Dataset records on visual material

○ ○ ○ ○ ○

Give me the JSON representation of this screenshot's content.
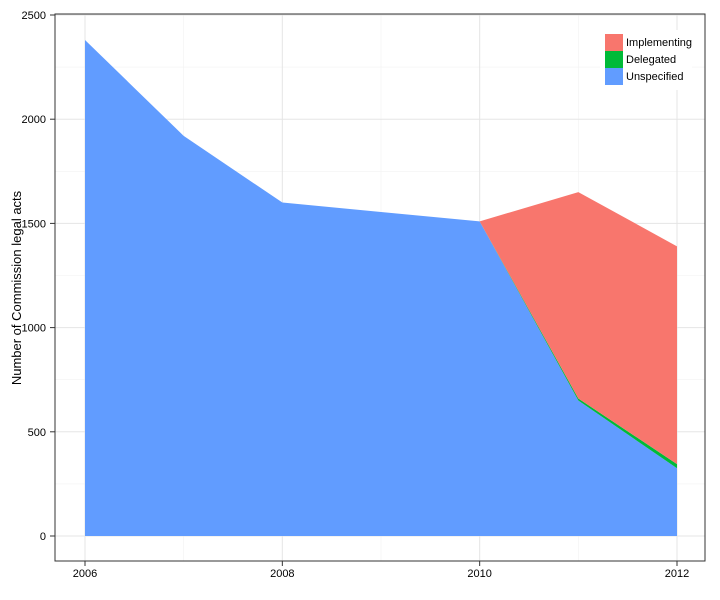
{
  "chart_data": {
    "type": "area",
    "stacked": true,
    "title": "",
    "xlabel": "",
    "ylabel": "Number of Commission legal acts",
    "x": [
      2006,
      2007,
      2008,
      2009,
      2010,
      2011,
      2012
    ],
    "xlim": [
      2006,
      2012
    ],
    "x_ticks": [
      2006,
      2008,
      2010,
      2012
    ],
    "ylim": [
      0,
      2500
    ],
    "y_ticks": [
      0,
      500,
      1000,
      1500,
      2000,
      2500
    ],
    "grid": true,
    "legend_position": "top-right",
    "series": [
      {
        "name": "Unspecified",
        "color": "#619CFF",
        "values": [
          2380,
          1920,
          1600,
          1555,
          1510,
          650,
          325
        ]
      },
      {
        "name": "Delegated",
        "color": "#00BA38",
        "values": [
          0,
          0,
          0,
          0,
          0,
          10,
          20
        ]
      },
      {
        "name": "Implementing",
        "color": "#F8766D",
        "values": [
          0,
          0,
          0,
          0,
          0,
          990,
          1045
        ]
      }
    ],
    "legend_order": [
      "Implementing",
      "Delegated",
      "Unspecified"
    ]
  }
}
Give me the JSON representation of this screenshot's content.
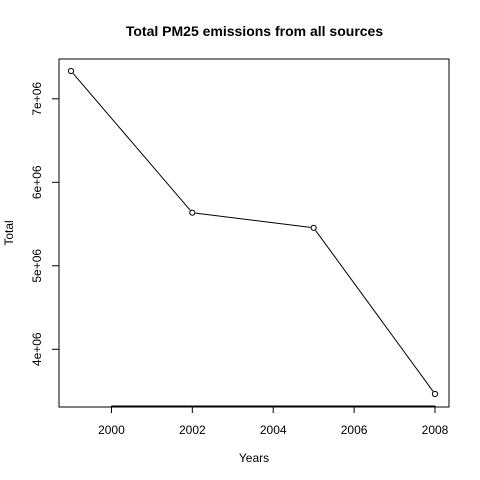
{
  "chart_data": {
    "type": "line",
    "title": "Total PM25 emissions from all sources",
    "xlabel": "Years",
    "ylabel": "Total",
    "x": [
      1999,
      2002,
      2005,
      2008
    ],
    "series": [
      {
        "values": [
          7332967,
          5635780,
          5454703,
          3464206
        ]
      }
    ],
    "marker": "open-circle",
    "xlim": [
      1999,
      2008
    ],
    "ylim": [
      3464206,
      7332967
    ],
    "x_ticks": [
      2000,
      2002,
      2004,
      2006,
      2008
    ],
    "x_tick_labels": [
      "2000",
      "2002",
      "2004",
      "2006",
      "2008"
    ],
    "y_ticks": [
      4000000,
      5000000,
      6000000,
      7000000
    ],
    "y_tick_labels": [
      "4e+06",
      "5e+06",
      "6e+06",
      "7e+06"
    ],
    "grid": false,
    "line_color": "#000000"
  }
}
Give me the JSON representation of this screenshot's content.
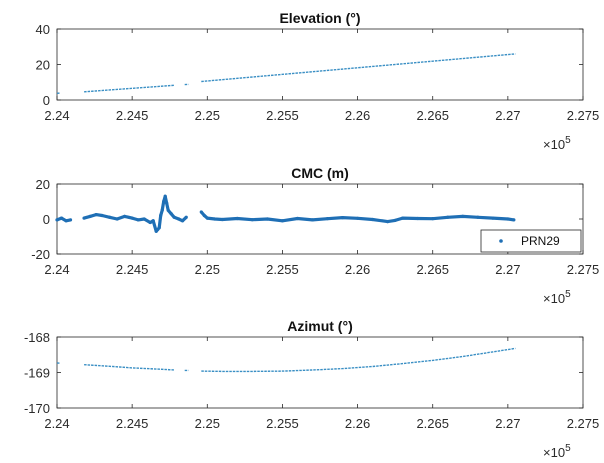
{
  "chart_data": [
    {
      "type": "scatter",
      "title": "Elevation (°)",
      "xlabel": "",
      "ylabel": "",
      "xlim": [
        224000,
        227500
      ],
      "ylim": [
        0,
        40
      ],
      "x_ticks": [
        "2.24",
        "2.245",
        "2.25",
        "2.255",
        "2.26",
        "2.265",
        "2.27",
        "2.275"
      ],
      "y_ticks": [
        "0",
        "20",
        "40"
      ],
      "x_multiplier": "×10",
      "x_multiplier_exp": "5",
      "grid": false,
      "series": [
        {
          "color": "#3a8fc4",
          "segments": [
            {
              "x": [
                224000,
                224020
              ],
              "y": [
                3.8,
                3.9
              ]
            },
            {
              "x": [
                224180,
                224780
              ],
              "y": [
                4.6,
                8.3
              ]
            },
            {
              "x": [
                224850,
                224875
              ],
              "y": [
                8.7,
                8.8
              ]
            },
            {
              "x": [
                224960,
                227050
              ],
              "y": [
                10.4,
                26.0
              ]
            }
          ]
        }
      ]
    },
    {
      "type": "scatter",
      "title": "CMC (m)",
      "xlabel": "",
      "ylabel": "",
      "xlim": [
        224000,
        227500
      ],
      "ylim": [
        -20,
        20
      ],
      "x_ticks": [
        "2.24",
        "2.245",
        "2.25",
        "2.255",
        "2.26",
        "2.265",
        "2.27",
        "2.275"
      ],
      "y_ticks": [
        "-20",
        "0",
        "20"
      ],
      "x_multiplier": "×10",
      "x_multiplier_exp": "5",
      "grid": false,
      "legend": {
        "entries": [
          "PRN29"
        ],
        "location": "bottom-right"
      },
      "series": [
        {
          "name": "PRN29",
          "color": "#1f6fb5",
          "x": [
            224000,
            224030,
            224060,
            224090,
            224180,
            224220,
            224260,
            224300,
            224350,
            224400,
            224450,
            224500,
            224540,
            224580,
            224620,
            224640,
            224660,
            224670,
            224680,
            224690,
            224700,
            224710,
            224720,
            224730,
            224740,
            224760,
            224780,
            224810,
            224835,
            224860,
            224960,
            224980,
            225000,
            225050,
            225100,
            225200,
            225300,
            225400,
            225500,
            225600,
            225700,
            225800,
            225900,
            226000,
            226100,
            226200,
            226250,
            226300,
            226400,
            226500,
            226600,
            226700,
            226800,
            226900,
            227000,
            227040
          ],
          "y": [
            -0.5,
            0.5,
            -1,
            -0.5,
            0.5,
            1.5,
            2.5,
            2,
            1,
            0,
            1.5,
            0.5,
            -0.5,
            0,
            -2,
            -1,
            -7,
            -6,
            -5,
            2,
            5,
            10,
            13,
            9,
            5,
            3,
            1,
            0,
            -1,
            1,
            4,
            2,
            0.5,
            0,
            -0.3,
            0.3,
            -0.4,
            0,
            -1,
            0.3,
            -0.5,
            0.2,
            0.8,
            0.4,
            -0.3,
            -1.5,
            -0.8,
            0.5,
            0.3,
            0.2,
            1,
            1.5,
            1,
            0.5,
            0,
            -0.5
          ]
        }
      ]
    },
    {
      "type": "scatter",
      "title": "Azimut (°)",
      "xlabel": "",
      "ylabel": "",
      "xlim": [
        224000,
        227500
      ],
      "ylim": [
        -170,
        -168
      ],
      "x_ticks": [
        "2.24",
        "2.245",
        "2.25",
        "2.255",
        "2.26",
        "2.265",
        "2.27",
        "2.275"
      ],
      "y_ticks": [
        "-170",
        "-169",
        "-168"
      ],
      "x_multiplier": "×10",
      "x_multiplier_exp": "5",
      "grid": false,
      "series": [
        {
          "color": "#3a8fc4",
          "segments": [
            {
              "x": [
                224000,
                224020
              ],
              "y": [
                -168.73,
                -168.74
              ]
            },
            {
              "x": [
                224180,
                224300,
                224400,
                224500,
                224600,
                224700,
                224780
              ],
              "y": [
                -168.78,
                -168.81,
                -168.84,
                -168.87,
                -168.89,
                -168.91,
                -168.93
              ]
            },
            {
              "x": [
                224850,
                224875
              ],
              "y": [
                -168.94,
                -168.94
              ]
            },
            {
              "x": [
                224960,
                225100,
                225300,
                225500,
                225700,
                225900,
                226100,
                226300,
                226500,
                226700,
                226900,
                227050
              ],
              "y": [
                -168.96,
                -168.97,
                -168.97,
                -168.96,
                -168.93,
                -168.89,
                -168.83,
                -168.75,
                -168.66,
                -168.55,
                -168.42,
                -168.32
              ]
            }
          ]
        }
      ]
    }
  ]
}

○ ○ ○ ○ ○

• Set task
Reproduce all of the data exactly, omitting each picture it holds.

• Reply to the exercise
Give me the JSON representation of this screenshot's content.
{
  "chart_data": {
    "type": "area",
    "stacked": true,
    "title": "",
    "xlabel": "",
    "ylabel": "Number of Commission legal acts",
    "x": [
      2006,
      2007,
      2008,
      2009,
      2010,
      2011,
      2012
    ],
    "xlim": [
      2006,
      2012
    ],
    "x_ticks": [
      2006,
      2008,
      2010,
      2012
    ],
    "ylim": [
      0,
      2500
    ],
    "y_ticks": [
      0,
      500,
      1000,
      1500,
      2000,
      2500
    ],
    "grid": true,
    "legend_position": "top-right",
    "series": [
      {
        "name": "Unspecified",
        "color": "#619CFF",
        "values": [
          2380,
          1920,
          1600,
          1555,
          1510,
          650,
          325
        ]
      },
      {
        "name": "Delegated",
        "color": "#00BA38",
        "values": [
          0,
          0,
          0,
          0,
          0,
          10,
          20
        ]
      },
      {
        "name": "Implementing",
        "color": "#F8766D",
        "values": [
          0,
          0,
          0,
          0,
          0,
          990,
          1045
        ]
      }
    ],
    "legend_order": [
      "Implementing",
      "Delegated",
      "Unspecified"
    ]
  }
}
Give me the JSON representation of this screenshot's content.
{
  "chart_data": {
    "type": "line",
    "title": "Total PM25 emissions from all sources",
    "xlabel": "Years",
    "ylabel": "Total",
    "x": [
      1999,
      2002,
      2005,
      2008
    ],
    "series": [
      {
        "values": [
          7332967,
          5635780,
          5454703,
          3464206
        ]
      }
    ],
    "marker": "open-circle",
    "xlim": [
      1999,
      2008
    ],
    "ylim": [
      3464206,
      7332967
    ],
    "x_ticks": [
      2000,
      2002,
      2004,
      2006,
      2008
    ],
    "x_tick_labels": [
      "2000",
      "2002",
      "2004",
      "2006",
      "2008"
    ],
    "y_ticks": [
      4000000,
      5000000,
      6000000,
      7000000
    ],
    "y_tick_labels": [
      "4e+06",
      "5e+06",
      "6e+06",
      "7e+06"
    ],
    "grid": false,
    "line_color": "#000000"
  }
}
Give me the JSON representation of this screenshot's content.
{
  "chart_data": [
    {
      "type": "scatter",
      "title": "Elevation (°)",
      "xlabel": "",
      "ylabel": "",
      "xlim": [
        224000,
        227500
      ],
      "ylim": [
        0,
        40
      ],
      "x_ticks": [
        "2.24",
        "2.245",
        "2.25",
        "2.255",
        "2.26",
        "2.265",
        "2.27",
        "2.275"
      ],
      "y_ticks": [
        "0",
        "20",
        "40"
      ],
      "x_multiplier": "×10",
      "x_multiplier_exp": "5",
      "grid": false,
      "series": [
        {
          "color": "#3a8fc4",
          "segments": [
            {
              "x": [
                224000,
                224020
              ],
              "y": [
                3.8,
                3.9
              ]
            },
            {
              "x": [
                224180,
                224780
              ],
              "y": [
                4.6,
                8.3
              ]
            },
            {
              "x": [
                224850,
                224875
              ],
              "y": [
                8.7,
                8.8
              ]
            },
            {
              "x": [
                224960,
                227050
              ],
              "y": [
                10.4,
                26.0
              ]
            }
          ]
        }
      ]
    },
    {
      "type": "scatter",
      "title": "CMC (m)",
      "xlabel": "",
      "ylabel": "",
      "xlim": [
        224000,
        227500
      ],
      "ylim": [
        -20,
        20
      ],
      "x_ticks": [
        "2.24",
        "2.245",
        "2.25",
        "2.255",
        "2.26",
        "2.265",
        "2.27",
        "2.275"
      ],
      "y_ticks": [
        "-20",
        "0",
        "20"
      ],
      "x_multiplier": "×10",
      "x_multiplier_exp": "5",
      "grid": false,
      "legend": {
        "entries": [
          "PRN29"
        ],
        "location": "bottom-right"
      },
      "series": [
        {
          "name": "PRN29",
          "color": "#1f6fb5",
          "x": [
            224000,
            224030,
            224060,
            224090,
            224180,
            224220,
            224260,
            224300,
            224350,
            224400,
            224450,
            224500,
            224540,
            224580,
            224620,
            224640,
            224660,
            224670,
            224680,
            224690,
            224700,
            224710,
            224720,
            224730,
            224740,
            224760,
            224780,
            224810,
            224835,
            224860,
            224960,
            224980,
            225000,
            225050,
            225100,
            225200,
            225300,
            225400,
            225500,
            225600,
            225700,
            225800,
            225900,
            226000,
            226100,
            226200,
            226250,
            226300,
            226400,
            226500,
            226600,
            226700,
            226800,
            226900,
            227000,
            227040
          ],
          "y": [
            -0.5,
            0.5,
            -1,
            -0.5,
            0.5,
            1.5,
            2.5,
            2,
            1,
            0,
            1.5,
            0.5,
            -0.5,
            0,
            -2,
            -1,
            -7,
            -6,
            -5,
            2,
            5,
            10,
            13,
            9,
            5,
            3,
            1,
            0,
            -1,
            1,
            4,
            2,
            0.5,
            0,
            -0.3,
            0.3,
            -0.4,
            0,
            -1,
            0.3,
            -0.5,
            0.2,
            0.8,
            0.4,
            -0.3,
            -1.5,
            -0.8,
            0.5,
            0.3,
            0.2,
            1,
            1.5,
            1,
            0.5,
            0,
            -0.5
          ]
        }
      ]
    },
    {
      "type": "scatter",
      "title": "Azimut (°)",
      "xlabel": "",
      "ylabel": "",
      "xlim": [
        224000,
        227500
      ],
      "ylim": [
        -170,
        -168
      ],
      "x_ticks": [
        "2.24",
        "2.245",
        "2.25",
        "2.255",
        "2.26",
        "2.265",
        "2.27",
        "2.275"
      ],
      "y_ticks": [
        "-170",
        "-169",
        "-168"
      ],
      "x_multiplier": "×10",
      "x_multiplier_exp": "5",
      "grid": false,
      "series": [
        {
          "color": "#3a8fc4",
          "segments": [
            {
              "x": [
                224000,
                224020
              ],
              "y": [
                -168.73,
                -168.74
              ]
            },
            {
              "x": [
                224180,
                224300,
                224400,
                224500,
                224600,
                224700,
                224780
              ],
              "y": [
                -168.78,
                -168.81,
                -168.84,
                -168.87,
                -168.89,
                -168.91,
                -168.93
              ]
            },
            {
              "x": [
                224850,
                224875
              ],
              "y": [
                -168.94,
                -168.94
              ]
            },
            {
              "x": [
                224960,
                225100,
                225300,
                225500,
                225700,
                225900,
                226100,
                226300,
                226500,
                226700,
                226900,
                227050
              ],
              "y": [
                -168.96,
                -168.97,
                -168.97,
                -168.96,
                -168.93,
                -168.89,
                -168.83,
                -168.75,
                -168.66,
                -168.55,
                -168.42,
                -168.32
              ]
            }
          ]
        }
      ]
    }
  ]
}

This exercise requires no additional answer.